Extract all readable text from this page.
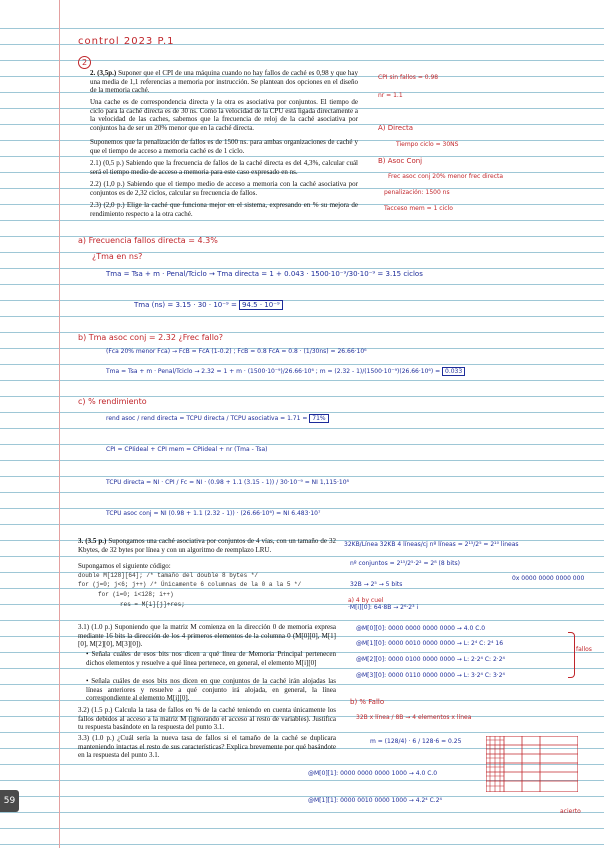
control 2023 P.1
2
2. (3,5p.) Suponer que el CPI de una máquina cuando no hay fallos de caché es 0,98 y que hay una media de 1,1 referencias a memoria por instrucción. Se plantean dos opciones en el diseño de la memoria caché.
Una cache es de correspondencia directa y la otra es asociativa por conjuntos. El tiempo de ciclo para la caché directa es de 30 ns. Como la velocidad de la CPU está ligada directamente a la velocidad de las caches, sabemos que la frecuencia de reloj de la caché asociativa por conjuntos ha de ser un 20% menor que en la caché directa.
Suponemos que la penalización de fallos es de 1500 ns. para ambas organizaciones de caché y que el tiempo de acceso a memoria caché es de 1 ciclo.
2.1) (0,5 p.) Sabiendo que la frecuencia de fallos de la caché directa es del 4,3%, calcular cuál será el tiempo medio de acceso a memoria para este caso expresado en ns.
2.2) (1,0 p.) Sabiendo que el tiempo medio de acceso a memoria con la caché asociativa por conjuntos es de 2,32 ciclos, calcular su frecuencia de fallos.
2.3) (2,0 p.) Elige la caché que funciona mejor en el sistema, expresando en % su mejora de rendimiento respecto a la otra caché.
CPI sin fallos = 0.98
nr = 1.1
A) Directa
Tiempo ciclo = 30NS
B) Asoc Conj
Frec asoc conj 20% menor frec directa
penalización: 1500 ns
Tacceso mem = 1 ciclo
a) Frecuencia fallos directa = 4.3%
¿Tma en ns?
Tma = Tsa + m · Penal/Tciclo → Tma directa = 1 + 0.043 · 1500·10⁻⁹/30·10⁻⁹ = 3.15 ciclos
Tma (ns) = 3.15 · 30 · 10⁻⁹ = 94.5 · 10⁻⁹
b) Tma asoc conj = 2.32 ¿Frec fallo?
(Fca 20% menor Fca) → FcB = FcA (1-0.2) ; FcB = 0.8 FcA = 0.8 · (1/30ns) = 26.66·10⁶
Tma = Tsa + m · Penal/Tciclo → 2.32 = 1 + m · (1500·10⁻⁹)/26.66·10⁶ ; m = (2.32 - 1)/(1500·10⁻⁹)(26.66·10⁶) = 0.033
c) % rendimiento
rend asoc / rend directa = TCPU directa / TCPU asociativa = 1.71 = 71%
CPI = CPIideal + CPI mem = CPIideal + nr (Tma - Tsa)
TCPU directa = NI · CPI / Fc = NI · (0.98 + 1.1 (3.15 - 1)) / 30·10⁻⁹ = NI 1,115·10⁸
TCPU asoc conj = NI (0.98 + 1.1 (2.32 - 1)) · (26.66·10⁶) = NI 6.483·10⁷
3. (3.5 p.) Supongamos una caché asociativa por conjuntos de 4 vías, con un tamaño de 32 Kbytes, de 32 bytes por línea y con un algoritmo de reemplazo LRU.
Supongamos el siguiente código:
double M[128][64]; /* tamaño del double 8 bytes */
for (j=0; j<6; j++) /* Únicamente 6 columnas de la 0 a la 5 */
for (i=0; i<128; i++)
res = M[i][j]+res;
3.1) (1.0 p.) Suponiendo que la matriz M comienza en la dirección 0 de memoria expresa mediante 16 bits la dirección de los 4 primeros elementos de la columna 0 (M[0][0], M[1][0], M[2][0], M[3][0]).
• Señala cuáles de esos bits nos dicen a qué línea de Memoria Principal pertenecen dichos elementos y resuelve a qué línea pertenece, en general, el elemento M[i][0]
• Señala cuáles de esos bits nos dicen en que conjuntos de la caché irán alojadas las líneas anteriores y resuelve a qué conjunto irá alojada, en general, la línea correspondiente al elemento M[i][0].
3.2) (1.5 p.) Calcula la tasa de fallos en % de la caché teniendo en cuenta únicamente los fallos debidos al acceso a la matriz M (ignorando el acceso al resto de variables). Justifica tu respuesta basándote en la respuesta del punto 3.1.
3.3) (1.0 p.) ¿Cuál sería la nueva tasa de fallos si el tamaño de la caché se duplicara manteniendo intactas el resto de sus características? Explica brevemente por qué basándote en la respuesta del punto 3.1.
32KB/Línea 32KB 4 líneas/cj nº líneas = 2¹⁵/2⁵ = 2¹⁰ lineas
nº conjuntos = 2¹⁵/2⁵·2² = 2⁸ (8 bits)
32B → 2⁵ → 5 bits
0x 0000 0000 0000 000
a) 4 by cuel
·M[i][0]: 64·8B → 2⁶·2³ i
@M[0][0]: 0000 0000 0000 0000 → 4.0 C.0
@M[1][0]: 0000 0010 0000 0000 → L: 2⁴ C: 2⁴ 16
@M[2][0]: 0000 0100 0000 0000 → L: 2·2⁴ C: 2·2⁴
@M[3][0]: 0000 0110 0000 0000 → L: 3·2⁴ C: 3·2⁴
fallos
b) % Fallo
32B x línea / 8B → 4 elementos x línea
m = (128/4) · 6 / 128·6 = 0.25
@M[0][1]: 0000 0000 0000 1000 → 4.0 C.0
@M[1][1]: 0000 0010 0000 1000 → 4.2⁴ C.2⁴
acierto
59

» WHAT TO WORK ON:
Keep the pictures out and write out the records exactly.

» EXERCISE RESULT:
Extract all readable text from this page.
control 2023 P.1
2
2. (3,5p.) Suponer que el CPI de una máquina cuando no hay fallos de caché es 0,98 y que hay una media de 1,1 referencias a memoria por instrucción. Se plantean dos opciones en el diseño de la memoria caché.
Una cache es de correspondencia directa y la otra es asociativa por conjuntos. El tiempo de ciclo para la caché directa es de 30 ns. Como la velocidad de la CPU está ligada directamente a la velocidad de las caches, sabemos que la frecuencia de reloj de la caché asociativa por conjuntos ha de ser un 20% menor que en la caché directa.
Suponemos que la penalización de fallos es de 1500 ns. para ambas organizaciones de caché y que el tiempo de acceso a memoria caché es de 1 ciclo.
2.1) (0,5 p.) Sabiendo que la frecuencia de fallos de la caché directa es del 4,3%, calcular cuál será el tiempo medio de acceso a memoria para este caso expresado en ns.
2.2) (1,0 p.) Sabiendo que el tiempo medio de acceso a memoria con la caché asociativa por conjuntos es de 2,32 ciclos, calcular su frecuencia de fallos.
2.3) (2,0 p.) Elige la caché que funciona mejor en el sistema, expresando en % su mejora de rendimiento respecto a la otra caché.
CPI sin fallos = 0.98
nr = 1.1
A) Directa
Tiempo ciclo = 30NS
B) Asoc Conj
Frec asoc conj 20% menor frec directa
penalización: 1500 ns
Tacceso mem = 1 ciclo
a) Frecuencia fallos directa = 4.3%
¿Tma en ns?
Tma = Tsa + m · Penal/Tciclo → Tma directa = 1 + 0.043 · 1500·10⁻⁹/30·10⁻⁹ = 3.15 ciclos
Tma (ns) = 3.15 · 30 · 10⁻⁹ = 94.5 · 10⁻⁹
b) Tma asoc conj = 2.32 ¿Frec fallo?
(Fca 20% menor Fca) → FcB = FcA (1-0.2) ; FcB = 0.8 FcA = 0.8 · (1/30ns) = 26.66·10⁶
Tma = Tsa + m · Penal/Tciclo → 2.32 = 1 + m · (1500·10⁻⁹)/26.66·10⁶ ; m = (2.32 - 1)/(1500·10⁻⁹)(26.66·10⁶) = 0.033
c) % rendimiento
rend asoc / rend directa = TCPU directa / TCPU asociativa = 1.71 = 71%
CPI = CPIideal + CPI mem = CPIideal + nr (Tma - Tsa)
TCPU directa = NI · CPI / Fc = NI · (0.98 + 1.1 (3.15 - 1)) / 30·10⁻⁹ = NI 1,115·10⁸
TCPU asoc conj = NI (0.98 + 1.1 (2.32 - 1)) · (26.66·10⁶) = NI 6.483·10⁷
3. (3.5 p.) Supongamos una caché asociativa por conjuntos de 4 vías, con un tamaño de 32 Kbytes, de 32 bytes por línea y con un algoritmo de reemplazo LRU.
Supongamos el siguiente código:
double M[128][64]; /* tamaño del double 8 bytes */
for (j=0; j<6; j++) /* Únicamente 6 columnas de la 0 a la 5 */
for (i=0; i<128; i++)
res = M[i][j]+res;
3.1) (1.0 p.) Suponiendo que la matriz M comienza en la dirección 0 de memoria expresa mediante 16 bits la dirección de los 4 primeros elementos de la columna 0 (M[0][0], M[1][0], M[2][0], M[3][0]).
• Señala cuáles de esos bits nos dicen a qué línea de Memoria Principal pertenecen dichos elementos y resuelve a qué línea pertenece, en general, el elemento M[i][0]
• Señala cuáles de esos bits nos dicen en que conjuntos de la caché irán alojadas las líneas anteriores y resuelve a qué conjunto irá alojada, en general, la línea correspondiente al elemento M[i][0].
3.2) (1.5 p.) Calcula la tasa de fallos en % de la caché teniendo en cuenta únicamente los fallos debidos al acceso a la matriz M (ignorando el acceso al resto de variables). Justifica tu respuesta basándote en la respuesta del punto 3.1.
3.3) (1.0 p.) ¿Cuál sería la nueva tasa de fallos si el tamaño de la caché se duplicara manteniendo intactas el resto de sus características? Explica brevemente por qué basándote en la respuesta del punto 3.1.
32KB/Línea 32KB 4 líneas/cj nº líneas = 2¹⁵/2⁵ = 2¹⁰ lineas
nº conjuntos = 2¹⁵/2⁵·2² = 2⁸ (8 bits)
32B → 2⁵ → 5 bits
0x 0000 0000 0000 000
a) 4 by cuel
·M[i][0]: 64·8B → 2⁶·2³ i
@M[0][0]: 0000 0000 0000 0000 → 4.0 C.0
@M[1][0]: 0000 0010 0000 0000 → L: 2⁴ C: 2⁴ 16
@M[2][0]: 0000 0100 0000 0000 → L: 2·2⁴ C: 2·2⁴
@M[3][0]: 0000 0110 0000 0000 → L: 3·2⁴ C: 3·2⁴
fallos
b) % Fallo
32B x línea / 8B → 4 elementos x línea
m = (128/4) · 6 / 128·6 = 0.25
@M[0][1]: 0000 0000 0000 1000 → 4.0 C.0
@M[1][1]: 0000 0010 0000 1000 → 4.2⁴ C.2⁴
acierto
59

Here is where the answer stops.